_Exercise_
Below, set down the records word for word, from their start through the line that contains "cell-port: 1 (325, 444, 347, 454)", including that line.

+===+

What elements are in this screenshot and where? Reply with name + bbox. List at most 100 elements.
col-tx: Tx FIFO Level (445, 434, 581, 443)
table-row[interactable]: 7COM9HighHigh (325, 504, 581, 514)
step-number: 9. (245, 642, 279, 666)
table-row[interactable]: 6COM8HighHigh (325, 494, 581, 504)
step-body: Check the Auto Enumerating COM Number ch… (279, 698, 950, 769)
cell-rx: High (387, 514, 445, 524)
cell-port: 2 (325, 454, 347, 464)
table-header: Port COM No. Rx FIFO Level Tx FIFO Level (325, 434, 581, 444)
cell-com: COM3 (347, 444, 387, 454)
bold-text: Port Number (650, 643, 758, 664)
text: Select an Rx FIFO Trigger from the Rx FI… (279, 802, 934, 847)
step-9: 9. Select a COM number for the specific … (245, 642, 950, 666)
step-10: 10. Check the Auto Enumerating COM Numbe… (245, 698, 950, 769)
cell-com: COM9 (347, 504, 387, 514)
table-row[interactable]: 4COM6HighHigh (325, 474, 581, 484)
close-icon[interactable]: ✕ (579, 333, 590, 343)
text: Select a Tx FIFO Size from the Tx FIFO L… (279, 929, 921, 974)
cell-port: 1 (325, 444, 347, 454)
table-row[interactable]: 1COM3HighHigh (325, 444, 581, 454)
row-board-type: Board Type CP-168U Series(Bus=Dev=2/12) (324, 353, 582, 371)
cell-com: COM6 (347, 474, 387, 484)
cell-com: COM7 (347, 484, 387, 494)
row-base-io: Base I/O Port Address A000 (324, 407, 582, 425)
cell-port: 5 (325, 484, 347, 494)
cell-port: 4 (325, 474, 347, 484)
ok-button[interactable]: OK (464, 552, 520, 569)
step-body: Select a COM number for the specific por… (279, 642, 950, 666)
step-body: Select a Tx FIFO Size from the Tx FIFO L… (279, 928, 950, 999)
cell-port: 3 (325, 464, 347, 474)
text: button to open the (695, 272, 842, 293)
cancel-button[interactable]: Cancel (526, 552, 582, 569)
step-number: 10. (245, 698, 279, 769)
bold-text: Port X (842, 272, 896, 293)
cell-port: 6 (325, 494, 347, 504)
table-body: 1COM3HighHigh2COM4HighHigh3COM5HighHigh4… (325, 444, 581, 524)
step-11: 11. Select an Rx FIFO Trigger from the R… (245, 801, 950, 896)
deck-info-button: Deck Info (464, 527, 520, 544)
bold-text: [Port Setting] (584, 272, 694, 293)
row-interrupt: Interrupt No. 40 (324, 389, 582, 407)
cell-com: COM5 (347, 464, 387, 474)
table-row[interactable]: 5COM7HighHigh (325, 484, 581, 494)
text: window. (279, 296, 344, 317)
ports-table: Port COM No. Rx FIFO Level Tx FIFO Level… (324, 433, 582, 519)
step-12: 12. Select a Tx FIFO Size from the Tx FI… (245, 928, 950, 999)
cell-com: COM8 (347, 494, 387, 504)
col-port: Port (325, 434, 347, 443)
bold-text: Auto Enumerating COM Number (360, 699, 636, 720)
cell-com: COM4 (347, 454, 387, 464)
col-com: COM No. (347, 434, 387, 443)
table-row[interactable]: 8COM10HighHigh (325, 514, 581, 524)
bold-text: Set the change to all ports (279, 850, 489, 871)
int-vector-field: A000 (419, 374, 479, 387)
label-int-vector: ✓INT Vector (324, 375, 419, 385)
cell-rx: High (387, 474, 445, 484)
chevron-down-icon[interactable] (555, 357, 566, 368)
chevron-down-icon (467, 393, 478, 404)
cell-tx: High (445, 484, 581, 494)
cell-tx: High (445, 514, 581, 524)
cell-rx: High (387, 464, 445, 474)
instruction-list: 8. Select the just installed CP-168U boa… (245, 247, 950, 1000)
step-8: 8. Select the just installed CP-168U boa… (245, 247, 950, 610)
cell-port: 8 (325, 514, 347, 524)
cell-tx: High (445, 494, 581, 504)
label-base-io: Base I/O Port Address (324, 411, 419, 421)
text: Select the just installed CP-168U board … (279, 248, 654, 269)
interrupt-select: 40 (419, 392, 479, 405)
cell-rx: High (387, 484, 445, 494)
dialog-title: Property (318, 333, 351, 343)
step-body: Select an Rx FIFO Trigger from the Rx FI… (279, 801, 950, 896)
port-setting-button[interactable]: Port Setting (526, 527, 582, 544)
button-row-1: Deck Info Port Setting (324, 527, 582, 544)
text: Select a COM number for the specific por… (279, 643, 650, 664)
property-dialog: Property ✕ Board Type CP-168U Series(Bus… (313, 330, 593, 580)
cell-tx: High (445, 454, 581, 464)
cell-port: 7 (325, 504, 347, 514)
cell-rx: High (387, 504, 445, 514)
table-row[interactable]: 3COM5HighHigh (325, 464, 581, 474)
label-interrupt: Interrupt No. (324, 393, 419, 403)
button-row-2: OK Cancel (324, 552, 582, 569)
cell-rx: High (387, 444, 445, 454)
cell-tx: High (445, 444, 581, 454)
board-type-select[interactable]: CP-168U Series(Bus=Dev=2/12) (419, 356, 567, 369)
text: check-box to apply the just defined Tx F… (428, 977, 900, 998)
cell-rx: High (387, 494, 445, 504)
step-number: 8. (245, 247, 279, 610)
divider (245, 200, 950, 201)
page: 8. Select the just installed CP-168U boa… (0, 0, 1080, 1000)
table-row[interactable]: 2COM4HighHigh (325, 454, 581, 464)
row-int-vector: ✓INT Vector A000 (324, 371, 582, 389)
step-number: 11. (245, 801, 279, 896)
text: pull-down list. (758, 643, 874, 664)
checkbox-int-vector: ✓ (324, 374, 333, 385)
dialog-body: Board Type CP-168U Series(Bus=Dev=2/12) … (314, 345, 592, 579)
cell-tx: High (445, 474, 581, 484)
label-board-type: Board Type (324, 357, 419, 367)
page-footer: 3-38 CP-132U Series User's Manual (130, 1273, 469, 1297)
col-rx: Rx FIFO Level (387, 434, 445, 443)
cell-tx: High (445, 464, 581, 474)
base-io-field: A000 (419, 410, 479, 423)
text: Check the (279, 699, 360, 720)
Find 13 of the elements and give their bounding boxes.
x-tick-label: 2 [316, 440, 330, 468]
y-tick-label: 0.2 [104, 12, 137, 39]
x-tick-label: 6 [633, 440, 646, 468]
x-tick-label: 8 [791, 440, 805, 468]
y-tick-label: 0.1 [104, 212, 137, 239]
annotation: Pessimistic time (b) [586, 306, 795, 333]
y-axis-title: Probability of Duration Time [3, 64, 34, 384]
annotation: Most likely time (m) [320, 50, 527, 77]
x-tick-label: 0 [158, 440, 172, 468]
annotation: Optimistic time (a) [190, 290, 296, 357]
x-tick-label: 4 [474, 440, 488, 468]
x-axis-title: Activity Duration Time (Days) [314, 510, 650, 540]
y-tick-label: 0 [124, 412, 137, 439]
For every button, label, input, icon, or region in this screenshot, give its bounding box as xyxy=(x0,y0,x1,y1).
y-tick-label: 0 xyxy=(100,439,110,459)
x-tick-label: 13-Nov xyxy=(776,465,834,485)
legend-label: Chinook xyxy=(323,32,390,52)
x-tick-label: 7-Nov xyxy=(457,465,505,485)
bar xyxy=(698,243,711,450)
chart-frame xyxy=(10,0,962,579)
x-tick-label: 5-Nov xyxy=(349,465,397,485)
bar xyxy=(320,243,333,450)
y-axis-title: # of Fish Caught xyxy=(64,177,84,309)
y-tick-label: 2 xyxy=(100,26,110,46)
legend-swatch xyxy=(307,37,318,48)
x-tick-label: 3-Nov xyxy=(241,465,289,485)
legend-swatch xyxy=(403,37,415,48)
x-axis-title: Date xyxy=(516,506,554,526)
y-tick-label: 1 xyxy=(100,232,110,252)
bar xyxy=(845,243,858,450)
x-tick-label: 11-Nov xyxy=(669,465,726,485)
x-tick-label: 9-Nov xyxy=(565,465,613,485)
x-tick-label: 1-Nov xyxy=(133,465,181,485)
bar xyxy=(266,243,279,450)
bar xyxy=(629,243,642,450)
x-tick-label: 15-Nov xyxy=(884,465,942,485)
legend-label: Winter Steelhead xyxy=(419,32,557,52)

+===+

_Solution for this problem_
What elements are in this screenshot and where? Reply with name + bbox. List at most 100 elements.
col-tx: Tx FIFO Level (445, 434, 581, 443)
table-row[interactable]: 7COM9HighHigh (325, 504, 581, 514)
step-number: 9. (245, 642, 279, 666)
table-row[interactable]: 6COM8HighHigh (325, 494, 581, 504)
step-body: Check the Auto Enumerating COM Number ch… (279, 698, 950, 769)
cell-rx: High (387, 514, 445, 524)
cell-port: 2 (325, 454, 347, 464)
table-header: Port COM No. Rx FIFO Level Tx FIFO Level (325, 434, 581, 444)
cell-com: COM3 (347, 444, 387, 454)
bold-text: Port Number (650, 643, 758, 664)
text: Select an Rx FIFO Trigger from the Rx FI… (279, 802, 934, 847)
step-9: 9. Select a COM number for the specific … (245, 642, 950, 666)
step-10: 10. Check the Auto Enumerating COM Numbe… (245, 698, 950, 769)
cell-com: COM9 (347, 504, 387, 514)
table-row[interactable]: 4COM6HighHigh (325, 474, 581, 484)
close-icon[interactable]: ✕ (579, 333, 590, 343)
text: Select a Tx FIFO Size from the Tx FIFO L… (279, 929, 921, 974)
cell-port: 1 (325, 444, 347, 454)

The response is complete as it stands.